Each record below is to be copied word for word, with pictures removed.
++++++
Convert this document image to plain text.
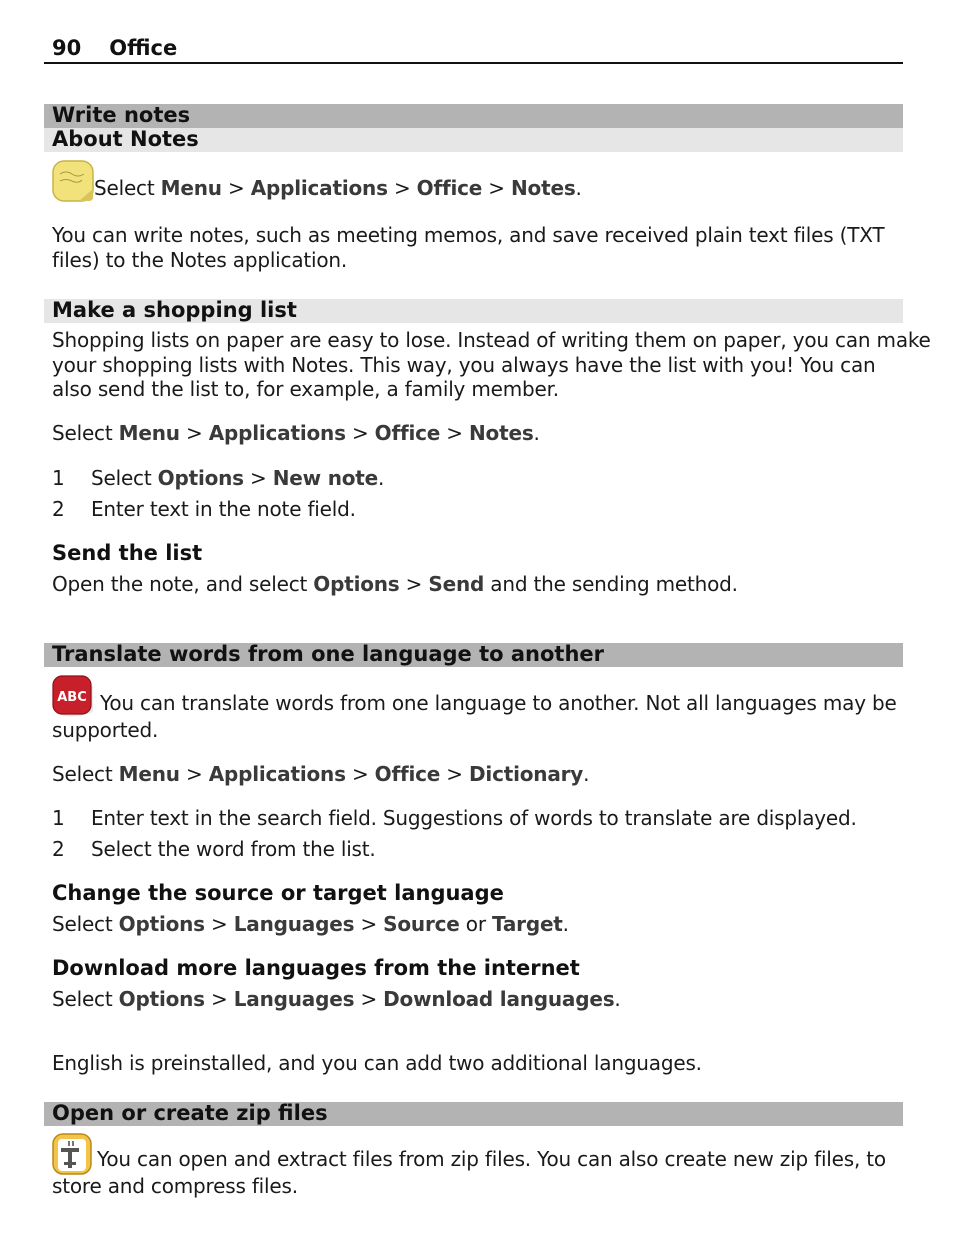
90 Office
Write notes
About Notes
Select Menu > Applications > Office > Notes.
You can write notes, such as meeting memos, and save received plain text files (TXT
files) to the Notes application.
Make a shopping list
Shopping lists on paper are easy to lose. Instead of writing them on paper, you can make
your shopping lists with Notes. This way, you always have the list with you! You can
also send the list to, for example, a family member.
Select Menu > Applications > Office > Notes.
1 Select Options > New note.
2 Enter text in the note field.
Send the list
Open the note, and select Options > Send and the sending method.
Translate words from one language to another
ABC You can translate words from one language to another. Not all languages may be
supported.
Select Menu > Applications > Office > Dictionary.
1 Enter text in the search field. Suggestions of words to translate are displayed.
2 Select the word from the list.
Change the source or target language
Select Options > Languages > Source or Target.
Download more languages from the internet
Select Options > Languages > Download languages.
English is preinstalled, and you can add two additional languages.
Open or create zip files
You can open and extract files from zip files. You can also create new zip files, to
store and compress files.
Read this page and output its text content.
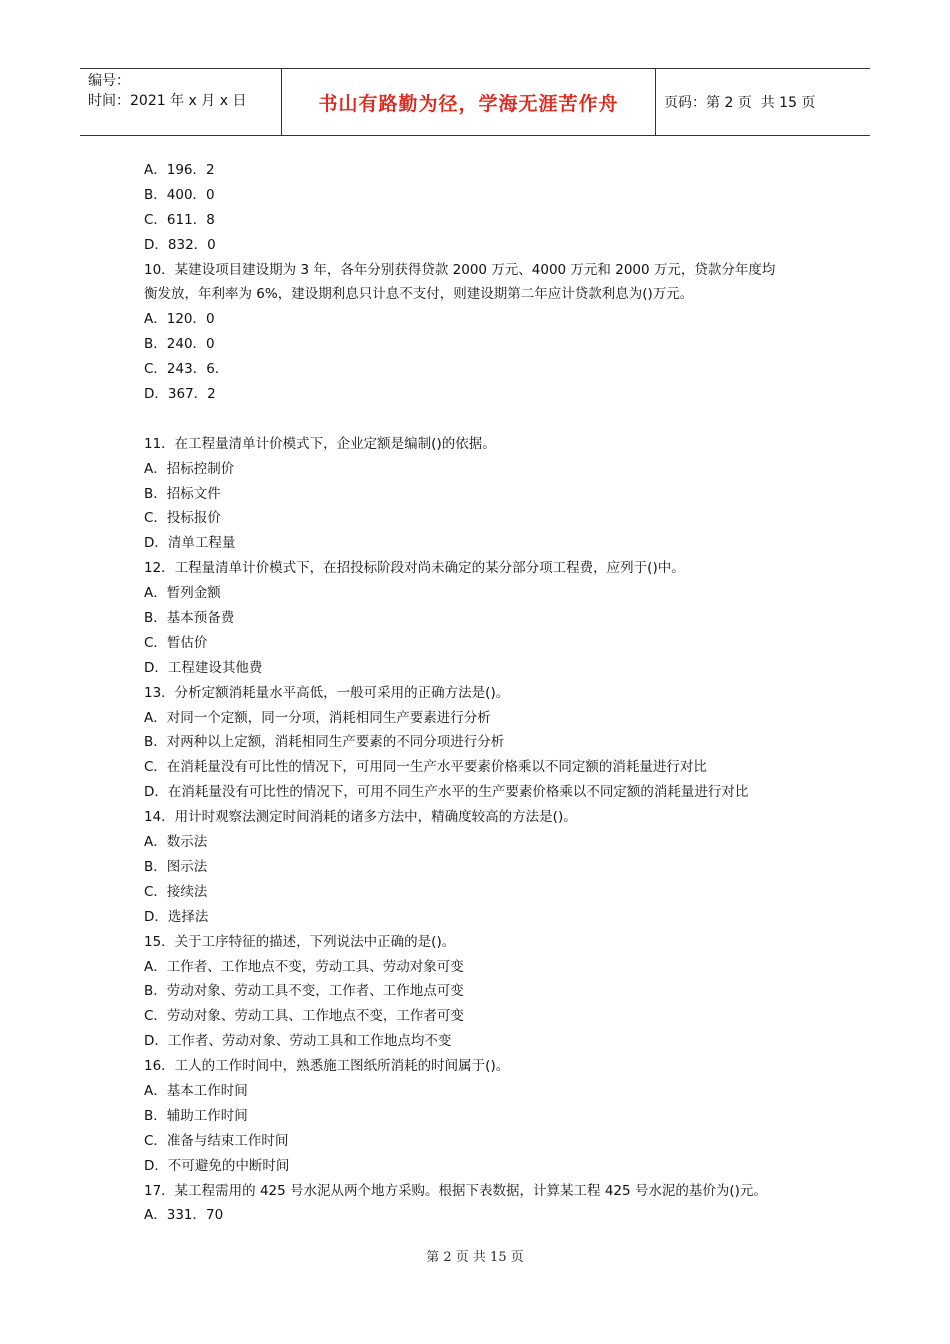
编号：
时间：2021 年 x 月 x 日	书山有路勤为径，学海无涯苦作舟	页码：第 2 页  共 15 页
A．196．2
B．400．0
C．611．8
D．832．0
10．某建设项目建设期为 3 年，各年分别获得贷款 2000 万元、4000 万元和 2000 万元，贷款分年度均
衡发放，年利率为 6%，建设期利息只计息不支付，则建设期第二年应计贷款利息为()万元。
A．120．0
B．240．0
C．243．6.
D．367．2
11．在工程量清单计价模式下，企业定额是编制()的依据。
A．招标控制价
B．招标文件
C．投标报价
D．清单工程量
12．工程量清单计价模式下，在招投标阶段对尚未确定的某分部分项工程费，应列于()中。
A．暂列金额
B．基本预备费
C．暂估价
D．工程建设其他费
13．分析定额消耗量水平高低，一般可采用的正确方法是()。
A．对同一个定额，同一分项，消耗相同生产要素进行分析
B．对两种以上定额，消耗相同生产要素的不同分项进行分析
C．在消耗量没有可比性的情况下，可用同一生产水平要素价格乘以不同定额的消耗量进行对比
D．在消耗量没有可比性的情况下，可用不同生产水平的生产要素价格乘以不同定额的消耗量进行对比
14．用计时观察法测定时间消耗的诸多方法中，精确度较高的方法是()。
A．数示法
B．图示法
C．接续法
D．选择法
15．关于工序特征的描述，下列说法中正确的是()。
A．工作者、工作地点不变，劳动工具、劳动对象可变
B．劳动对象、劳动工具不变，工作者、工作地点可变
C．劳动对象、劳动工具、工作地点不变，工作者可变
D．工作者、劳动对象、劳动工具和工作地点均不变
16．工人的工作时间中，熟悉施工图纸所消耗的时间属于()。
A．基本工作时间
B．辅助工作时间
C．准备与结束工作时间
D．不可避免的中断时间
17．某工程需用的 425 号水泥从两个地方采购。根据下表数据，计算某工程 425 号水泥的基价为()元。
A．331．70
第 2 页 共 15 页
++++++
* **FULL SOLUTION**
Convert this document image to plain text.
90 Office
Write notes
About Notes
Select Menu > Applications > Office > Notes.
You can write notes, such as meeting memos, and save received plain text files (TXT
files) to the Notes application.
Make a shopping list
Shopping lists on paper are easy to lose. Instead of writing them on paper, you can make
your shopping lists with Notes. This way, you always have the list with you! You can
also send the list to, for example, a family member.
Select Menu > Applications > Office > Notes.
1 Select Options > New note.
2 Enter text in the note field.
Send the list
Open the note, and select Options > Send and the sending method.
Translate words from one language to another
ABC You can translate words from one language to another. Not all languages may be
supported.
Select Menu > Applications > Office > Dictionary.
1 Enter text in the search field. Suggestions of words to translate are displayed.
2 Select the word from the list.
Change the source or target language
Select Options > Languages > Source or Target.
Download more languages from the internet
Select Options > Languages > Download languages.
English is preinstalled, and you can add two additional languages.
Open or create zip files
You can open and extract files from zip files. You can also create new zip files, to
store and compress files.
Read this page and output its text content.
编号：
时间：2021 年 x 月 x 日	书山有路勤为径，学海无涯苦作舟	页码：第 2 页  共 15 页
A．196．2
B．400．0
C．611．8
D．832．0
10．某建设项目建设期为 3 年，各年分别获得贷款 2000 万元、4000 万元和 2000 万元，贷款分年度均
衡发放，年利率为 6%，建设期利息只计息不支付，则建设期第二年应计贷款利息为()万元。
A．120．0
B．240．0
C．243．6.
D．367．2
11．在工程量清单计价模式下，企业定额是编制()的依据。
A．招标控制价
B．招标文件
C．投标报价
D．清单工程量
12．工程量清单计价模式下，在招投标阶段对尚未确定的某分部分项工程费，应列于()中。
A．暂列金额
B．基本预备费
C．暂估价
D．工程建设其他费
13．分析定额消耗量水平高低，一般可采用的正确方法是()。
A．对同一个定额，同一分项，消耗相同生产要素进行分析
B．对两种以上定额，消耗相同生产要素的不同分项进行分析
C．在消耗量没有可比性的情况下，可用同一生产水平要素价格乘以不同定额的消耗量进行对比
D．在消耗量没有可比性的情况下，可用不同生产水平的生产要素价格乘以不同定额的消耗量进行对比
14．用计时观察法测定时间消耗的诸多方法中，精确度较高的方法是()。
A．数示法
B．图示法
C．接续法
D．选择法
15．关于工序特征的描述，下列说法中正确的是()。
A．工作者、工作地点不变，劳动工具、劳动对象可变
B．劳动对象、劳动工具不变，工作者、工作地点可变
C．劳动对象、劳动工具、工作地点不变，工作者可变
D．工作者、劳动对象、劳动工具和工作地点均不变
16．工人的工作时间中，熟悉施工图纸所消耗的时间属于()。
A．基本工作时间
B．辅助工作时间
C．准备与结束工作时间
D．不可避免的中断时间
17．某工程需用的 425 号水泥从两个地方采购。根据下表数据，计算某工程 425 号水泥的基价为()元。
A．331．70
第 2 页 共 15 页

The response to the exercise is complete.